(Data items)
────────
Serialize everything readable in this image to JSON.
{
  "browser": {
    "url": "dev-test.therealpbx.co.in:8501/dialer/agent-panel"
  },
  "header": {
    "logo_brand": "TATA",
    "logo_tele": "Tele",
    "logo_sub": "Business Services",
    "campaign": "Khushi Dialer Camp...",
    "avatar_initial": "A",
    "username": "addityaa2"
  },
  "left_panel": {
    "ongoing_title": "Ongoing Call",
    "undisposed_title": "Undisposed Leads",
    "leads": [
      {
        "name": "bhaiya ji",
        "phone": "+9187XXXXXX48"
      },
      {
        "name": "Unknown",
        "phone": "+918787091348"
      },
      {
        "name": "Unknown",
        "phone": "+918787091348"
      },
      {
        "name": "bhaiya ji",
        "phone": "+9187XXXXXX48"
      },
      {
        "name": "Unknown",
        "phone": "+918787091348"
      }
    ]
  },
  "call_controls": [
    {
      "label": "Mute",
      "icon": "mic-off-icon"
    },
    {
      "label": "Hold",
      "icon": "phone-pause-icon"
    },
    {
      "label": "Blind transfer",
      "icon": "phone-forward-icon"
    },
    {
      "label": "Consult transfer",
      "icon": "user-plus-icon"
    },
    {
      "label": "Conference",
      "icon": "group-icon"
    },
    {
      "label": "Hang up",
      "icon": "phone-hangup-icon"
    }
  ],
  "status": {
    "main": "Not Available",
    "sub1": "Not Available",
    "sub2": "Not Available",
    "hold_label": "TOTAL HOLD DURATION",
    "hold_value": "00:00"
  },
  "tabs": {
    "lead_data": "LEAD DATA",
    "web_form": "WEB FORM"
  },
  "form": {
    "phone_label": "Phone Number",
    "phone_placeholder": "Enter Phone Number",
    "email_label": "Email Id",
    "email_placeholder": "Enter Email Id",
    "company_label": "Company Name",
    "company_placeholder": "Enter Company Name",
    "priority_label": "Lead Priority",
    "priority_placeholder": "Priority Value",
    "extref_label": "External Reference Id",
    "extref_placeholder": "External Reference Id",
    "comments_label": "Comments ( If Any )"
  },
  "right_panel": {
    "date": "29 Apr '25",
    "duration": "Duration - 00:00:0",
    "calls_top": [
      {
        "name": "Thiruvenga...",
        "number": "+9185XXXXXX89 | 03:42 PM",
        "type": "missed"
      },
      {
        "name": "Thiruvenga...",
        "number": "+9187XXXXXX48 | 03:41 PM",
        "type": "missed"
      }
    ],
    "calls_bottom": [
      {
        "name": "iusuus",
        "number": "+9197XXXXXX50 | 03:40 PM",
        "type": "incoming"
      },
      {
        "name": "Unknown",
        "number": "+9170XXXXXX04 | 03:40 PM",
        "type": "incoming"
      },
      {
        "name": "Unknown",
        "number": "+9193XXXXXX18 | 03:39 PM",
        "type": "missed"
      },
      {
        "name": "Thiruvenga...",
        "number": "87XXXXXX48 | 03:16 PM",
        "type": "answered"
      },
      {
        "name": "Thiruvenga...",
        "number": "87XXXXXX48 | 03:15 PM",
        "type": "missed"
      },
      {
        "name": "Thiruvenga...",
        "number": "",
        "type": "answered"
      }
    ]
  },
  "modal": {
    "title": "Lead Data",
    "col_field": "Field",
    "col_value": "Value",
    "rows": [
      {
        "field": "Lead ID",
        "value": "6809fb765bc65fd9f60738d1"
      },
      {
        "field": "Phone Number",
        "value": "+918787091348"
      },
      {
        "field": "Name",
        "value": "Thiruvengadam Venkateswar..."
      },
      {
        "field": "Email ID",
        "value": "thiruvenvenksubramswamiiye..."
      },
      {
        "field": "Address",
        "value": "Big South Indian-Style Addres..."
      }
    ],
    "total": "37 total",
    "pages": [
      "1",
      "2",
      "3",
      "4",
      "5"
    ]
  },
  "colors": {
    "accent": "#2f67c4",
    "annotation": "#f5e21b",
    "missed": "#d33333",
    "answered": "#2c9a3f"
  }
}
────────
> **THE EXERCISE**:
Show each line of the data that contains the string "Available".

> **RESPONSE TO THIS EXERCISE**:
    "main": "Not Available",
    "sub1": "Not Available",
    "sub2": "Not Available",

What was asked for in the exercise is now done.